-- Exercise --
Copy the listing below, changing every "interactable" to "clickable" and keeping the rest as it is. Leave out the pictures.

-- Given information --
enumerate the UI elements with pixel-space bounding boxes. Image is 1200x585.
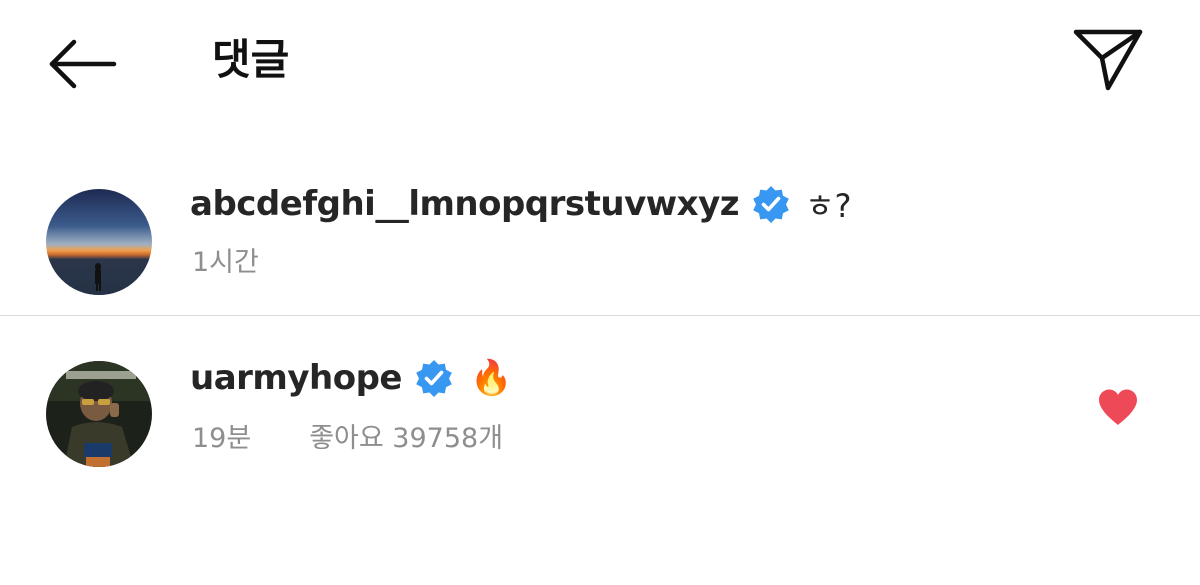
arrow-left-icon xyxy=(49,39,117,89)
back-button[interactable] xyxy=(44,32,120,96)
person-portrait-avatar xyxy=(46,361,152,467)
like-button[interactable] xyxy=(1096,387,1140,427)
fire-emoji: 🔥 xyxy=(469,358,513,398)
comment-header: abcdefghi__lmnopqrstuvwxyz ㅎ? xyxy=(190,178,852,230)
username[interactable]: abcdefghi__lmnopqrstuvwxyz xyxy=(190,184,740,224)
comment-item: abcdefghi__lmnopqrstuvwxyz ㅎ? 1시간 xyxy=(0,166,1200,316)
comment-header: uarmyhope 🔥 xyxy=(190,352,512,404)
divider xyxy=(0,315,1200,316)
page-title: 댓글 xyxy=(212,35,290,84)
comment-time: 19분 xyxy=(192,423,252,454)
comment-time: 1시간 xyxy=(192,247,259,278)
comments-screen: 댓글 abcdefghi__lmnopqrstuvwxyz ㅎ? 1시간 uar… xyxy=(0,0,1200,585)
header: 댓글 xyxy=(0,0,1200,130)
heart-icon xyxy=(1099,389,1137,425)
comment-meta: 1시간 xyxy=(192,240,259,279)
share-button[interactable] xyxy=(1068,24,1148,96)
sunset-silhouette-avatar xyxy=(46,189,152,295)
likes-count[interactable]: 좋아요 39758개 xyxy=(309,416,503,455)
comment-meta: 19분 좋아요 39758개 xyxy=(192,416,503,455)
verified-badge-icon xyxy=(753,186,789,223)
paper-plane-icon xyxy=(1073,29,1143,91)
comment-item: uarmyhope 🔥 19분 좋아요 39758개 xyxy=(0,334,1200,484)
username[interactable]: uarmyhope xyxy=(190,358,402,398)
comment-text: ㅎ? xyxy=(805,187,852,225)
avatar[interactable] xyxy=(46,361,152,467)
avatar[interactable] xyxy=(46,189,152,295)
verified-badge-icon xyxy=(416,360,452,397)
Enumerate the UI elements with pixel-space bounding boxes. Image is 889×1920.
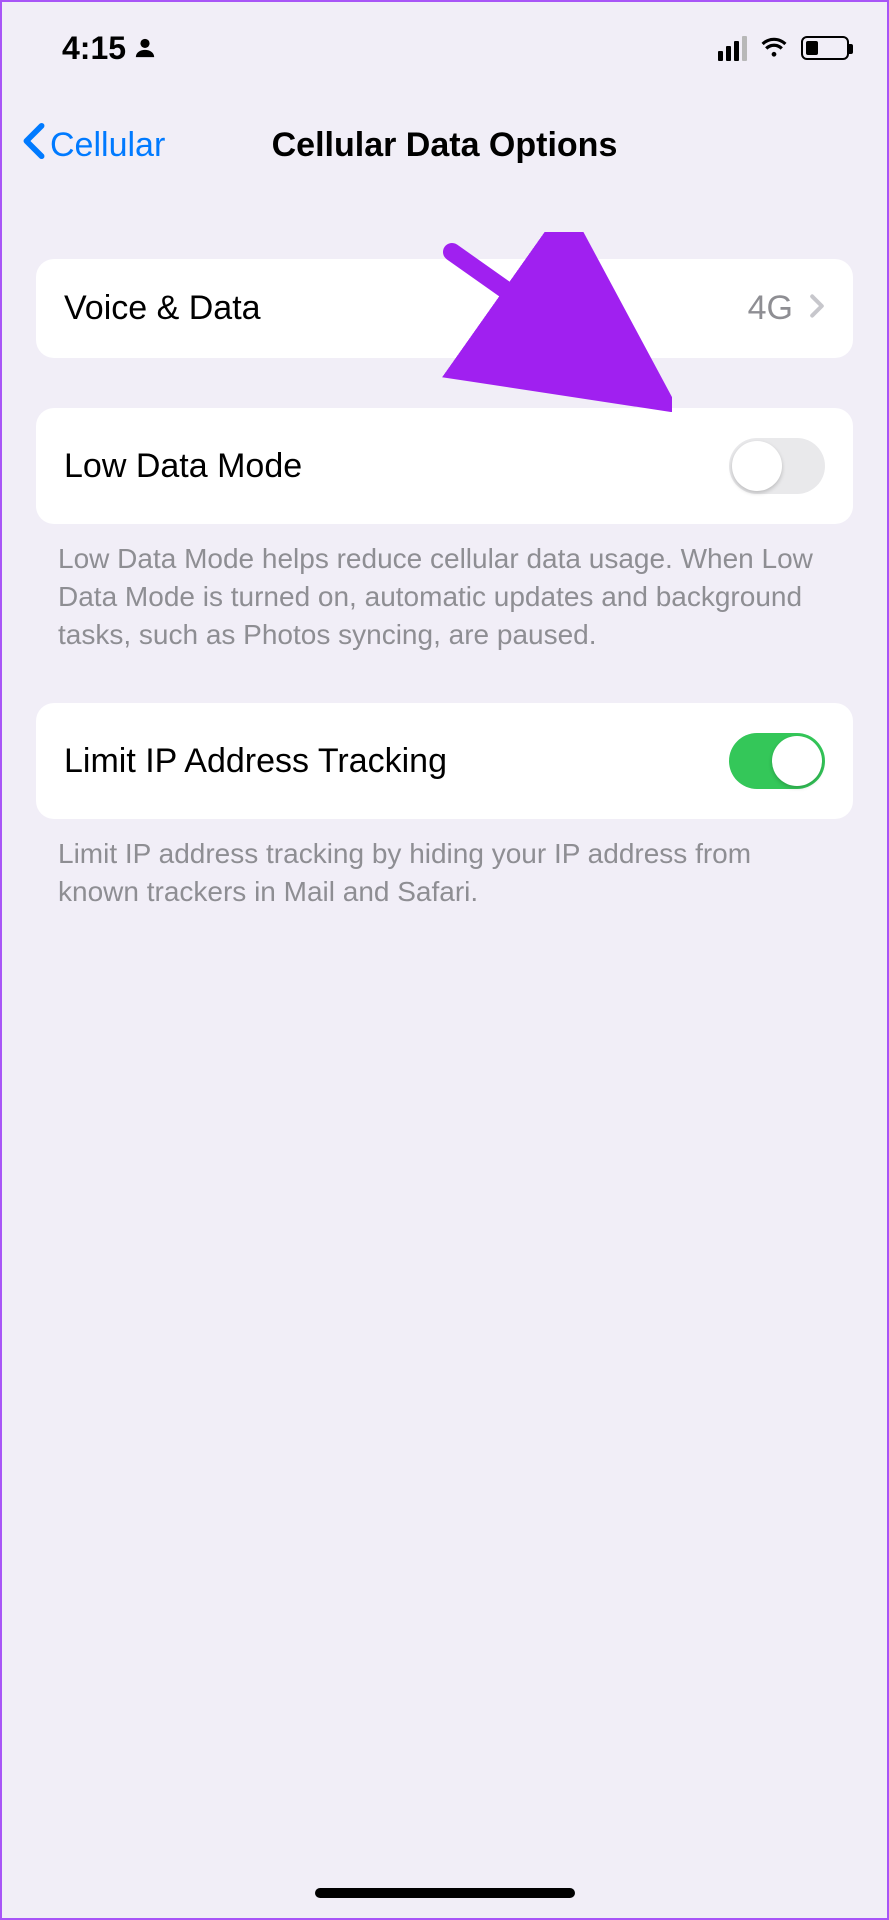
nav-header: Cellular Cellular Data Options [2, 82, 887, 189]
voice-data-cell[interactable]: Voice & Data 4G [36, 259, 853, 358]
voice-data-value: 4G [748, 289, 793, 328]
battery-icon [801, 36, 849, 60]
cellular-signal-icon [718, 36, 747, 61]
status-bar: 4:15 [2, 2, 887, 82]
settings-content: Voice & Data 4G Low Data Mode Low Data M… [2, 189, 887, 911]
page-title: Cellular Data Options [272, 126, 618, 165]
low-data-group: Low Data Mode Low Data Mode helps reduce… [36, 408, 853, 653]
limit-ip-footer: Limit IP address tracking by hiding your… [36, 819, 853, 911]
voice-data-group: Voice & Data 4G [36, 259, 853, 358]
status-right [718, 31, 849, 66]
back-label: Cellular [50, 126, 165, 165]
limit-ip-toggle[interactable] [729, 733, 825, 789]
limit-ip-group: Limit IP Address Tracking Limit IP addre… [36, 703, 853, 911]
low-data-label: Low Data Mode [64, 447, 302, 486]
person-icon [134, 30, 156, 67]
back-button[interactable]: Cellular [22, 122, 165, 169]
chevron-left-icon [22, 122, 46, 169]
low-data-toggle[interactable] [729, 438, 825, 494]
limit-ip-label: Limit IP Address Tracking [64, 742, 447, 781]
status-left: 4:15 [62, 30, 156, 67]
voice-data-label: Voice & Data [64, 289, 261, 328]
low-data-footer: Low Data Mode helps reduce cellular data… [36, 524, 853, 653]
home-indicator[interactable] [315, 1888, 575, 1898]
status-time: 4:15 [62, 30, 126, 67]
wifi-icon [759, 31, 789, 66]
limit-ip-cell: Limit IP Address Tracking [36, 703, 853, 819]
low-data-cell: Low Data Mode [36, 408, 853, 524]
chevron-right-icon [809, 289, 825, 328]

-- Worked answer --
enumerate the UI elements with pixel-space bounding boxes. Image is 1200x585.
arrow-left-icon xyxy=(49,39,117,89)
back-button[clickable] xyxy=(44,32,120,96)
person-portrait-avatar xyxy=(46,361,152,467)
like-button[clickable] xyxy=(1096,387,1140,427)
fire-emoji: 🔥 xyxy=(469,358,513,398)
comment-header: abcdefghi__lmnopqrstuvwxyz ㅎ? xyxy=(190,178,852,230)
username[clickable]: abcdefghi__lmnopqrstuvwxyz xyxy=(190,184,740,224)
comment-item: abcdefghi__lmnopqrstuvwxyz ㅎ? 1시간 xyxy=(0,166,1200,316)
comment-header: uarmyhope 🔥 xyxy=(190,352,512,404)
divider xyxy=(0,315,1200,316)
page-title: 댓글 xyxy=(212,35,290,84)
comment-time: 19분 xyxy=(192,423,252,454)
comment-time: 1시간 xyxy=(192,247,259,278)
comments-screen: 댓글 abcdefghi__lmnopqrstuvwxyz ㅎ? 1시간 uar… xyxy=(0,0,1200,585)
header: 댓글 xyxy=(0,0,1200,130)
heart-icon xyxy=(1099,389,1137,425)
comment-meta: 1시간 xyxy=(192,240,259,279)
share-button[clickable] xyxy=(1068,24,1148,96)
sunset-silhouette-avatar xyxy=(46,189,152,295)
likes-count[clickable]: 좋아요 39758개 xyxy=(309,416,503,455)
comment-meta: 19분 좋아요 39758개 xyxy=(192,416,503,455)
verified-badge-icon xyxy=(753,186,789,223)
paper-plane-icon xyxy=(1073,29,1143,91)
comment-item: uarmyhope 🔥 19분 좋아요 39758개 xyxy=(0,334,1200,484)
username[clickable]: uarmyhope xyxy=(190,358,402,398)
comment-text: ㅎ? xyxy=(805,187,852,225)
avatar[clickable] xyxy=(46,361,152,467)
avatar[clickable] xyxy=(46,189,152,295)
verified-badge-icon xyxy=(416,360,452,397)
Enumerate the UI elements with pixel-space bounding boxes. Image is 889×1920.
nav-header: Cellular Cellular Data Options [2, 82, 887, 189]
voice-data-cell[clickable]: Voice & Data 4G [36, 259, 853, 358]
voice-data-value: 4G [748, 289, 793, 328]
battery-icon [801, 36, 849, 60]
cellular-signal-icon [718, 36, 747, 61]
status-bar: 4:15 [2, 2, 887, 82]
settings-content: Voice & Data 4G Low Data Mode Low Data M… [2, 189, 887, 911]
page-title: Cellular Data Options [272, 126, 618, 165]
low-data-group: Low Data Mode Low Data Mode helps reduce… [36, 408, 853, 653]
limit-ip-footer: Limit IP address tracking by hiding your… [36, 819, 853, 911]
voice-data-group: Voice & Data 4G [36, 259, 853, 358]
status-right [718, 31, 849, 66]
back-label: Cellular [50, 126, 165, 165]
limit-ip-toggle[clickable] [729, 733, 825, 789]
limit-ip-group: Limit IP Address Tracking Limit IP addre… [36, 703, 853, 911]
low-data-label: Low Data Mode [64, 447, 302, 486]
person-icon [134, 30, 156, 67]
back-button[clickable]: Cellular [22, 122, 165, 169]
chevron-left-icon [22, 122, 46, 169]
low-data-toggle[clickable] [729, 438, 825, 494]
limit-ip-label: Limit IP Address Tracking [64, 742, 447, 781]
status-left: 4:15 [62, 30, 156, 67]
voice-data-label: Voice & Data [64, 289, 261, 328]
low-data-footer: Low Data Mode helps reduce cellular data… [36, 524, 853, 653]
home-indicator[clickable] [315, 1888, 575, 1898]
status-time: 4:15 [62, 30, 126, 67]
wifi-icon [759, 31, 789, 66]
limit-ip-cell: Limit IP Address Tracking [36, 703, 853, 819]
low-data-cell: Low Data Mode [36, 408, 853, 524]
chevron-right-icon [809, 289, 825, 328]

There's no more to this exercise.